_What you have to do:_
Examine the entries and show every line in which the word "forward" is found.

_Provided material:_
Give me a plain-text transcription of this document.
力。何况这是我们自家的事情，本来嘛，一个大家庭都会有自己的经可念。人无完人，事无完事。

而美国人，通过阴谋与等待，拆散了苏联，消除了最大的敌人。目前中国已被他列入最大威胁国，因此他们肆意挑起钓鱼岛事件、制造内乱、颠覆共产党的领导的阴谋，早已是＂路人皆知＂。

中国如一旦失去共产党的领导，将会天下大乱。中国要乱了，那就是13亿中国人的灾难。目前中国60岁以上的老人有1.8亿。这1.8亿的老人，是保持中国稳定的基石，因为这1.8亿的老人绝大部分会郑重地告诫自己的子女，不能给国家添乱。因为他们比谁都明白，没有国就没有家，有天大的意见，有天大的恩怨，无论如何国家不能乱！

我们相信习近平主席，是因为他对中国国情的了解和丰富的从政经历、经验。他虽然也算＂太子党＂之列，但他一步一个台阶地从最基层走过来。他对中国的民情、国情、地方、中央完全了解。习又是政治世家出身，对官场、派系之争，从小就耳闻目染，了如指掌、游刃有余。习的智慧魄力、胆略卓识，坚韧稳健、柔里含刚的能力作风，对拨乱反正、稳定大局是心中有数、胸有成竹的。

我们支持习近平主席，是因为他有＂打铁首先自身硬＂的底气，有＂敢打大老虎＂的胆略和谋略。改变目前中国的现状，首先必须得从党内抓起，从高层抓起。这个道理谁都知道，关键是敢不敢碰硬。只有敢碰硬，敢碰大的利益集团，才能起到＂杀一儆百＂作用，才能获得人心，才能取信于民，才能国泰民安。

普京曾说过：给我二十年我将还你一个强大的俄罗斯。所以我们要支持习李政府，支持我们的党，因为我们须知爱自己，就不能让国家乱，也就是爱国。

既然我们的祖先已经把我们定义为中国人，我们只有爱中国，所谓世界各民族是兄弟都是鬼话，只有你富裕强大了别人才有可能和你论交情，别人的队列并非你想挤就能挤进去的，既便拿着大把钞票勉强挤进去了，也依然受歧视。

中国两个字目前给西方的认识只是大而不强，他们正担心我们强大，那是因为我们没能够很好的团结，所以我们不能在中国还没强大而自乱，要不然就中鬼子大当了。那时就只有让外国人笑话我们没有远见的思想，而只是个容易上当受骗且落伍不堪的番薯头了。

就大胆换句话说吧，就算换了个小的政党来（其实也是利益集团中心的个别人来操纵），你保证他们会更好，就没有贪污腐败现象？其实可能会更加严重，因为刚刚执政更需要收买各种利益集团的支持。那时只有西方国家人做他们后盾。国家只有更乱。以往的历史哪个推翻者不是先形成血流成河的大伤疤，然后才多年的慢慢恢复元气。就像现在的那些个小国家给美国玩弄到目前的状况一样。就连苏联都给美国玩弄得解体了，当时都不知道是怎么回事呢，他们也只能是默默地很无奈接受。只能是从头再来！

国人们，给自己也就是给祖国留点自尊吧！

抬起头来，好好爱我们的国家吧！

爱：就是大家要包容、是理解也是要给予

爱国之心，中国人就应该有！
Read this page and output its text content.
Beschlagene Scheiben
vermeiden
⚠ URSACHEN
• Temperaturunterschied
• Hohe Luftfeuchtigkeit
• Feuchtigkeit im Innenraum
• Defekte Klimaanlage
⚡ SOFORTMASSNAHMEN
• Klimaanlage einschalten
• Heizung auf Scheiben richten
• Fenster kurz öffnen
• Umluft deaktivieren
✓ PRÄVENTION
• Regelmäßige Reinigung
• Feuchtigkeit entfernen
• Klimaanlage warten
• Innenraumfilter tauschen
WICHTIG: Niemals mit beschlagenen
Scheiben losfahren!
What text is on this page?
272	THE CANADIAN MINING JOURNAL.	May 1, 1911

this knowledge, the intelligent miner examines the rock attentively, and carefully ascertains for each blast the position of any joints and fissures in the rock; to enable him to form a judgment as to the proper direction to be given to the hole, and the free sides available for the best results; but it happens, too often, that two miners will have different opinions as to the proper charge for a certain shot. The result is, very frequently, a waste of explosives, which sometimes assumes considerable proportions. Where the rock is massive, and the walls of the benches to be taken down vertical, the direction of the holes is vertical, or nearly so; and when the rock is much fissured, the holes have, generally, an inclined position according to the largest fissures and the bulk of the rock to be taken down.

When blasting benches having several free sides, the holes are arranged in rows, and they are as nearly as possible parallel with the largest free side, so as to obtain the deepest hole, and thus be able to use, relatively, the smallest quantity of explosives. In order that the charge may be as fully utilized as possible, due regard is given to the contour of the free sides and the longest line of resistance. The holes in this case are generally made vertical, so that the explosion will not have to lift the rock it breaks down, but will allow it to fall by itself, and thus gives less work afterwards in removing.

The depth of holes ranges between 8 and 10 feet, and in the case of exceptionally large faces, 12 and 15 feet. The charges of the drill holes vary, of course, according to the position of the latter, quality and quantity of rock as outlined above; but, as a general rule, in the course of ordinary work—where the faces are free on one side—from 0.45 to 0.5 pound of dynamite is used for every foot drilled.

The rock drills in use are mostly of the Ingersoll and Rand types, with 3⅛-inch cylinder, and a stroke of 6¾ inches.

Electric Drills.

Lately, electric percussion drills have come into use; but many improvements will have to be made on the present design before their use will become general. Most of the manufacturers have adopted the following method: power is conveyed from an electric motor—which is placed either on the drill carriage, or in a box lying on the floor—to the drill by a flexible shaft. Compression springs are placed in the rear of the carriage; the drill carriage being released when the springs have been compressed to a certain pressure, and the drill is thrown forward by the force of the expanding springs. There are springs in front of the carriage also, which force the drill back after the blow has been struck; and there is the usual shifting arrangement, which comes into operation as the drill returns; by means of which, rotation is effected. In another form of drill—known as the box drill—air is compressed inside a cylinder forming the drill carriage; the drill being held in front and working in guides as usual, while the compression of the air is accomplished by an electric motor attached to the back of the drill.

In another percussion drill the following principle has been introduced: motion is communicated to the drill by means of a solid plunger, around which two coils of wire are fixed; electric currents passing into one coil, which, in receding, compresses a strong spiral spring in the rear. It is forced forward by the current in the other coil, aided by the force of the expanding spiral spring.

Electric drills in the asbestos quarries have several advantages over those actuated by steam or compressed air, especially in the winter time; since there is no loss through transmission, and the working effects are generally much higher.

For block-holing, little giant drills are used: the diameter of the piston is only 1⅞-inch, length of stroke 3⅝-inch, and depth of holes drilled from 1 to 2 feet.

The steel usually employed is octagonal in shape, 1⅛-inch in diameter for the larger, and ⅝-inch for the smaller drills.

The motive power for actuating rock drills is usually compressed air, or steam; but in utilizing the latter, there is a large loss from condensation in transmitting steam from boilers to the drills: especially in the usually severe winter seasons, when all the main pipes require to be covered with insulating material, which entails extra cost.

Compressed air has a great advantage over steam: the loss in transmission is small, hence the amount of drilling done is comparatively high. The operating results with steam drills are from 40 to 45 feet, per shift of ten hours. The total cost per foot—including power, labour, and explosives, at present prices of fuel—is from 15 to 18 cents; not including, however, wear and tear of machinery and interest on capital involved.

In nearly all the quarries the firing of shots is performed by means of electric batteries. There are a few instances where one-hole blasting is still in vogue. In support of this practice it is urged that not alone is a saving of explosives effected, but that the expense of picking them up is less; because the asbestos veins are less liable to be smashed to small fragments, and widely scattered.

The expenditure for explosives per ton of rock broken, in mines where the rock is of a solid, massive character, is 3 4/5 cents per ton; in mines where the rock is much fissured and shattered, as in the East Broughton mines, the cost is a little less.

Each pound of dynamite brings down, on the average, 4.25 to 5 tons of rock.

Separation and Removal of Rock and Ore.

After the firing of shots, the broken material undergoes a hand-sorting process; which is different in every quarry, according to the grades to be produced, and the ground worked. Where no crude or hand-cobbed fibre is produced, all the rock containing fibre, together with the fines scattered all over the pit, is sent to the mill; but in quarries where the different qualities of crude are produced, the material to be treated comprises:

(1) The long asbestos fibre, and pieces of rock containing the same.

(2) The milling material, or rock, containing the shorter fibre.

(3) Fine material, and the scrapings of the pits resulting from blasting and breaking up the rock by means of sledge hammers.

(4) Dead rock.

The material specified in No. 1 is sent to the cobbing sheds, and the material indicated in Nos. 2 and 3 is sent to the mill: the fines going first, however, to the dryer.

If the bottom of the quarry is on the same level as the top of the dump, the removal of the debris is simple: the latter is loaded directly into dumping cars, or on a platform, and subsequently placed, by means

_Exercise answer:_
Lately, electric percussion drills have come into use; but many improvements will have to be made on the present design before their use will become general. Most of the manufacturers have adopted the following method: power is conveyed from an electric motor—which is placed either on the drill carriage, or in a box lying on the floor—to the drill by a flexible shaft. Compression springs are placed in the rear of the carriage; the drill carriage being released when the springs have been compressed to a certain pressure, and the drill is thrown forward by the force of the expanding springs. There are springs in front of the carriage also, which force the drill back after the blow has been struck; and there is the usual shifting arrangement, which comes into operation as the drill returns; by means of which, rotation is effected. In another form of drill—known as the box drill—air is compressed inside a cylinder forming the drill carriage; the drill being held in front and working in guides as usual, while the compression of the air is accomplished by an electric motor attached to the back of the drill.
In another percussion drill the following principle has been introduced: motion is communicated to the drill by means of a solid plunger, around which two coils of wire are fixed; electric currents passing into one coil, which, in receding, compresses a strong spiral spring in the rear. It is forced forward by the current in the other coil, aided by the force of the expanding spiral spring.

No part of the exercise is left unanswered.